— STATED GOAL —
Where a line contains the word "JSON", copy that line in full.

— RECORD EXCERPTS —

───

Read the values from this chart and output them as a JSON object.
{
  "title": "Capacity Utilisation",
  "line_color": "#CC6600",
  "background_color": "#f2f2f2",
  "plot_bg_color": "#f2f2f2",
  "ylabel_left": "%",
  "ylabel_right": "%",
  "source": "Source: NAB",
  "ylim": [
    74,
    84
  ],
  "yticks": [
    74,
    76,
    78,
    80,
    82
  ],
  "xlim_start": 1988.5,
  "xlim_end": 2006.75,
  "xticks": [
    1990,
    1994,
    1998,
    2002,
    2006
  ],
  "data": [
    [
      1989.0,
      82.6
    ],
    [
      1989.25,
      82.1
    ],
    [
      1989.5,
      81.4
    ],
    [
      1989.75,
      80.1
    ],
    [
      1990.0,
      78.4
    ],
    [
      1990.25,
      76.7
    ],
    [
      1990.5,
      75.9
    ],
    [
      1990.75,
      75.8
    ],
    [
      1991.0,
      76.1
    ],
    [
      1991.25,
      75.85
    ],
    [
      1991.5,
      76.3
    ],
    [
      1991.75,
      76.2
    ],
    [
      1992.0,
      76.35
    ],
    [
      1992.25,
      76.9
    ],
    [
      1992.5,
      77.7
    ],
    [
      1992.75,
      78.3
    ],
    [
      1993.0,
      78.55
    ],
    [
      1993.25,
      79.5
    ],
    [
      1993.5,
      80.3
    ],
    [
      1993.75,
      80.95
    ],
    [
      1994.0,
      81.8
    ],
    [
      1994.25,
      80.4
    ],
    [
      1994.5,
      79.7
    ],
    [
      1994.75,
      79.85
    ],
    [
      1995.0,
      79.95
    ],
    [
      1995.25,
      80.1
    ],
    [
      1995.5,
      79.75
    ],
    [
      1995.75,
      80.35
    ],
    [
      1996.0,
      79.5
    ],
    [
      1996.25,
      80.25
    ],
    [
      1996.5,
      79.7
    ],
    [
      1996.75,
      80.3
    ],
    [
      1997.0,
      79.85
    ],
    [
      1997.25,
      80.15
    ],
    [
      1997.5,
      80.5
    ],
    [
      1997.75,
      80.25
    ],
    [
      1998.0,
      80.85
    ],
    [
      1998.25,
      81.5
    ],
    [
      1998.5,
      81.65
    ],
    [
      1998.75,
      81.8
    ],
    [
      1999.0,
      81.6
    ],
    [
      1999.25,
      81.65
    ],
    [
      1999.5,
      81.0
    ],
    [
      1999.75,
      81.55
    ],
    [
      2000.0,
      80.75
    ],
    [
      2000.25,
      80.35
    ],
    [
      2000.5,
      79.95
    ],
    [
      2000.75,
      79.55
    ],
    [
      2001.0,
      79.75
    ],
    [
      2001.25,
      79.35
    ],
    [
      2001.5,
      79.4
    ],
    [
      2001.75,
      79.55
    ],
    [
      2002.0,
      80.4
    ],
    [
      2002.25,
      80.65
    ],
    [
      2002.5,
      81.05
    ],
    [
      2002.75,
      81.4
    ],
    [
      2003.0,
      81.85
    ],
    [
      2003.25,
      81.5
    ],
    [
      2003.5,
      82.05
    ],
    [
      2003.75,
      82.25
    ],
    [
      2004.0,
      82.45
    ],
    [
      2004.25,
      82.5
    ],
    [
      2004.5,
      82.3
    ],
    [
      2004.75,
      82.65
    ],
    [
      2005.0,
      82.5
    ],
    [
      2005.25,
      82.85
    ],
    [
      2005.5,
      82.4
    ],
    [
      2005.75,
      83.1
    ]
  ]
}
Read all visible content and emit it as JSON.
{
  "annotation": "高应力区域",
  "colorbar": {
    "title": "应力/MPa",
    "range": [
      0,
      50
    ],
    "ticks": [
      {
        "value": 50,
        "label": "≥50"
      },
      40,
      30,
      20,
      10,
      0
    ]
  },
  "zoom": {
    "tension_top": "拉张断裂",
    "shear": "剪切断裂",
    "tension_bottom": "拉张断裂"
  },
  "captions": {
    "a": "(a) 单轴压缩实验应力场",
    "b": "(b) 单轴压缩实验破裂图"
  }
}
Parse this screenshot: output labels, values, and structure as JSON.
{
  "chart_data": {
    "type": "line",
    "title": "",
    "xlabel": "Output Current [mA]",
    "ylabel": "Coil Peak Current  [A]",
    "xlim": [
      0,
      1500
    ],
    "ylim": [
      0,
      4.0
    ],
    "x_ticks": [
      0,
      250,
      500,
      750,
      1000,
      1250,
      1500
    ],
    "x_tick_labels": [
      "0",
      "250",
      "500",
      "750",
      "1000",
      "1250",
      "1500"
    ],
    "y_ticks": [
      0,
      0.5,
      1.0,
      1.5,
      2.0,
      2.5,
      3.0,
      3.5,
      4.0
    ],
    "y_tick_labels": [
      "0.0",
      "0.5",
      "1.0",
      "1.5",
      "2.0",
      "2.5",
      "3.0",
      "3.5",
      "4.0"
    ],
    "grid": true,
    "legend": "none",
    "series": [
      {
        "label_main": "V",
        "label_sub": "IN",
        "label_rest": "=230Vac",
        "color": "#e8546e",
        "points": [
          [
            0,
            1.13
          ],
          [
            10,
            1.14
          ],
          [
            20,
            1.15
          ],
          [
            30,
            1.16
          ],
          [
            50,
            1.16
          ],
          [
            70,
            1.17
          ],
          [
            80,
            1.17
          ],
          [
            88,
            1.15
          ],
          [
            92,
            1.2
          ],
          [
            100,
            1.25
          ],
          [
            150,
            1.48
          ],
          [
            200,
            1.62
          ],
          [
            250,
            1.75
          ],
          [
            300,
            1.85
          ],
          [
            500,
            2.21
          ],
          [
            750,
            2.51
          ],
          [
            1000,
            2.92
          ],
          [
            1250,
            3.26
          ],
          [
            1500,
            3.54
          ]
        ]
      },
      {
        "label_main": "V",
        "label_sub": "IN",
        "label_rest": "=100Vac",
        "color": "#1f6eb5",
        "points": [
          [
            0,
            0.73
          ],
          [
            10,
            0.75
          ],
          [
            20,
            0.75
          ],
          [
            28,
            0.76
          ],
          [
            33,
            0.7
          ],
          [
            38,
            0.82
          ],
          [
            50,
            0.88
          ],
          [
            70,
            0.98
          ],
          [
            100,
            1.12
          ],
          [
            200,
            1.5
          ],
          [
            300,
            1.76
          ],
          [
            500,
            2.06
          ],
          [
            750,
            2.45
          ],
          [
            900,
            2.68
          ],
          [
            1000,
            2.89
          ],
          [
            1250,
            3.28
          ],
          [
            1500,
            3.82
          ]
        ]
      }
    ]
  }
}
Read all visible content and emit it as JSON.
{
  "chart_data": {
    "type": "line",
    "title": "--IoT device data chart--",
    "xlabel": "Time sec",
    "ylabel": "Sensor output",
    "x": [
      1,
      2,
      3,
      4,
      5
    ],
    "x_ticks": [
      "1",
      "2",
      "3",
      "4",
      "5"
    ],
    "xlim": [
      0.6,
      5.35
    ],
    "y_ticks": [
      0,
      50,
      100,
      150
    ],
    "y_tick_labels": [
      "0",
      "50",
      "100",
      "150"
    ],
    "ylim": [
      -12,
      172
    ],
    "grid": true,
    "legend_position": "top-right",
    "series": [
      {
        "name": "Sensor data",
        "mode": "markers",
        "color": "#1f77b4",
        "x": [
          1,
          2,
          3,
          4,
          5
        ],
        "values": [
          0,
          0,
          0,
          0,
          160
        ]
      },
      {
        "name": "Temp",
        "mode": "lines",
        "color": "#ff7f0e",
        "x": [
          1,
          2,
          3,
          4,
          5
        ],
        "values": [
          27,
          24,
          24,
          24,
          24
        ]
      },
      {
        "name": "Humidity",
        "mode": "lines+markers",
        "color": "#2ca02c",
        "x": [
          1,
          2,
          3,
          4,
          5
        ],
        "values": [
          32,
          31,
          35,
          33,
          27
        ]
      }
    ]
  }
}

───

— COMPLETE ANSWER —
Read the values from this chart and output them as a JSON object.
Read all visible content and emit it as JSON.
Parse this screenshot: output labels, values, and structure as JSON.
Read all visible content and emit it as JSON.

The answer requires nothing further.